Stored data entries:
——

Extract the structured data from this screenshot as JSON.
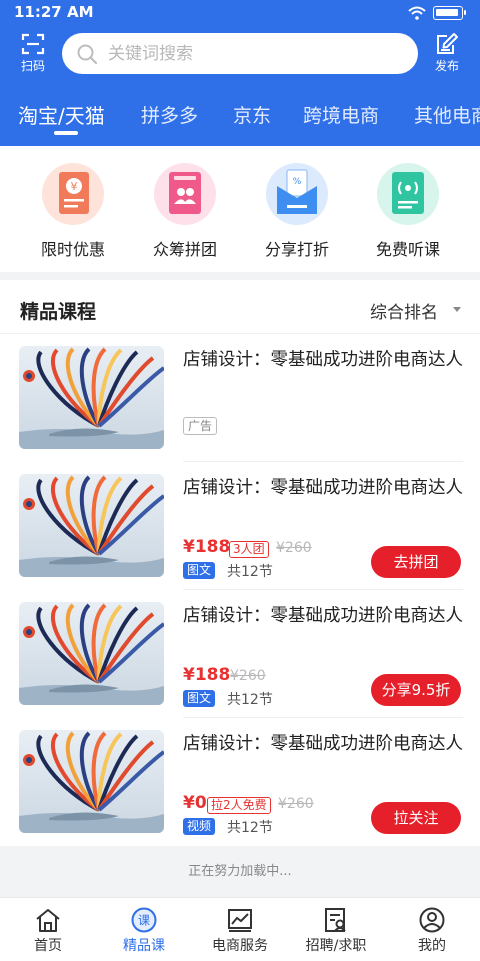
{
  "status_bar": {
    "time": "11:27 AM"
  },
  "header": {
    "scan_label": "扫码",
    "post_label": "发布",
    "search_placeholder": "关键词搜索"
  },
  "category_tabs": [
    {
      "label": "淘宝/天猫",
      "active": true
    },
    {
      "label": "拼多多",
      "active": false
    },
    {
      "label": "京东",
      "active": false
    },
    {
      "label": "跨境电商",
      "active": false
    },
    {
      "label": "其他电商",
      "active": false
    }
  ],
  "features": [
    {
      "label": "限时优惠",
      "icon": "coupon-icon",
      "color": "#f07a5a"
    },
    {
      "label": "众筹拼团",
      "icon": "group-ticket-icon",
      "color": "#f05a8a"
    },
    {
      "label": "分享打折",
      "icon": "share-discount-icon",
      "color": "#3d8ef0"
    },
    {
      "label": "免费听课",
      "icon": "free-audio-icon",
      "color": "#2ec5a0"
    }
  ],
  "section": {
    "title": "精品课程",
    "sort_label": "综合排名"
  },
  "courses": [
    {
      "title": "店铺设计：零基础成功进阶电商达人",
      "ad_tag": "广告"
    },
    {
      "title": "店铺设计：零基础成功进阶电商达人",
      "price": "¥188",
      "promo": "3人团",
      "old_price": "¥260",
      "type": "图文",
      "lessons": "共12节",
      "action": "去拼团"
    },
    {
      "title": "店铺设计：零基础成功进阶电商达人",
      "price": "¥188",
      "old_price": "¥260",
      "type": "图文",
      "lessons": "共12节",
      "action": "分享9.5折"
    },
    {
      "title": "店铺设计：零基础成功进阶电商达人",
      "price": "¥0",
      "promo": "拉2人免费",
      "old_price": "¥260",
      "type": "视频",
      "lessons": "共12节",
      "action": "拉关注"
    }
  ],
  "loading_text": "正在努力加载中...",
  "tabbar": [
    {
      "label": "首页",
      "icon": "home-icon",
      "active": false
    },
    {
      "label": "精品课",
      "icon": "course-icon",
      "active": true
    },
    {
      "label": "电商服务",
      "icon": "chart-icon",
      "active": false
    },
    {
      "label": "招聘/求职",
      "icon": "resume-icon",
      "active": false
    },
    {
      "label": "我的",
      "icon": "user-icon",
      "active": false
    }
  ],
  "colors": {
    "brand": "#2f6fe8",
    "price_red": "#e83131",
    "button_red": "#e6202a"
  }
}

——

WHAT TO DO:
Reproduce the material word for word, minus the images.

EXERCISE RESULT:
Extract the structured data from this screenshot as JSON.
{
  "status_bar": {
    "time": "11:27 AM"
  },
  "header": {
    "scan_label": "扫码",
    "post_label": "发布",
    "search_placeholder": "关键词搜索"
  },
  "category_tabs": [
    {
      "label": "淘宝/天猫",
      "active": true
    },
    {
      "label": "拼多多",
      "active": false
    },
    {
      "label": "京东",
      "active": false
    },
    {
      "label": "跨境电商",
      "active": false
    },
    {
      "label": "其他电商",
      "active": false
    }
  ],
  "features": [
    {
      "label": "限时优惠",
      "icon": "coupon-icon",
      "color": "#f07a5a"
    },
    {
      "label": "众筹拼团",
      "icon": "group-ticket-icon",
      "color": "#f05a8a"
    },
    {
      "label": "分享打折",
      "icon": "share-discount-icon",
      "color": "#3d8ef0"
    },
    {
      "label": "免费听课",
      "icon": "free-audio-icon",
      "color": "#2ec5a0"
    }
  ],
  "section": {
    "title": "精品课程",
    "sort_label": "综合排名"
  },
  "courses": [
    {
      "title": "店铺设计：零基础成功进阶电商达人",
      "ad_tag": "广告"
    },
    {
      "title": "店铺设计：零基础成功进阶电商达人",
      "price": "¥188",
      "promo": "3人团",
      "old_price": "¥260",
      "type": "图文",
      "lessons": "共12节",
      "action": "去拼团"
    },
    {
      "title": "店铺设计：零基础成功进阶电商达人",
      "price": "¥188",
      "old_price": "¥260",
      "type": "图文",
      "lessons": "共12节",
      "action": "分享9.5折"
    },
    {
      "title": "店铺设计：零基础成功进阶电商达人",
      "price": "¥0",
      "promo": "拉2人免费",
      "old_price": "¥260",
      "type": "视频",
      "lessons": "共12节",
      "action": "拉关注"
    }
  ],
  "loading_text": "正在努力加载中...",
  "tabbar": [
    {
      "label": "首页",
      "icon": "home-icon",
      "active": false
    },
    {
      "label": "精品课",
      "icon": "course-icon",
      "active": true
    },
    {
      "label": "电商服务",
      "icon": "chart-icon",
      "active": false
    },
    {
      "label": "招聘/求职",
      "icon": "resume-icon",
      "active": false
    },
    {
      "label": "我的",
      "icon": "user-icon",
      "active": false
    }
  ],
  "colors": {
    "brand": "#2f6fe8",
    "price_red": "#e83131",
    "button_red": "#e6202a"
  }
}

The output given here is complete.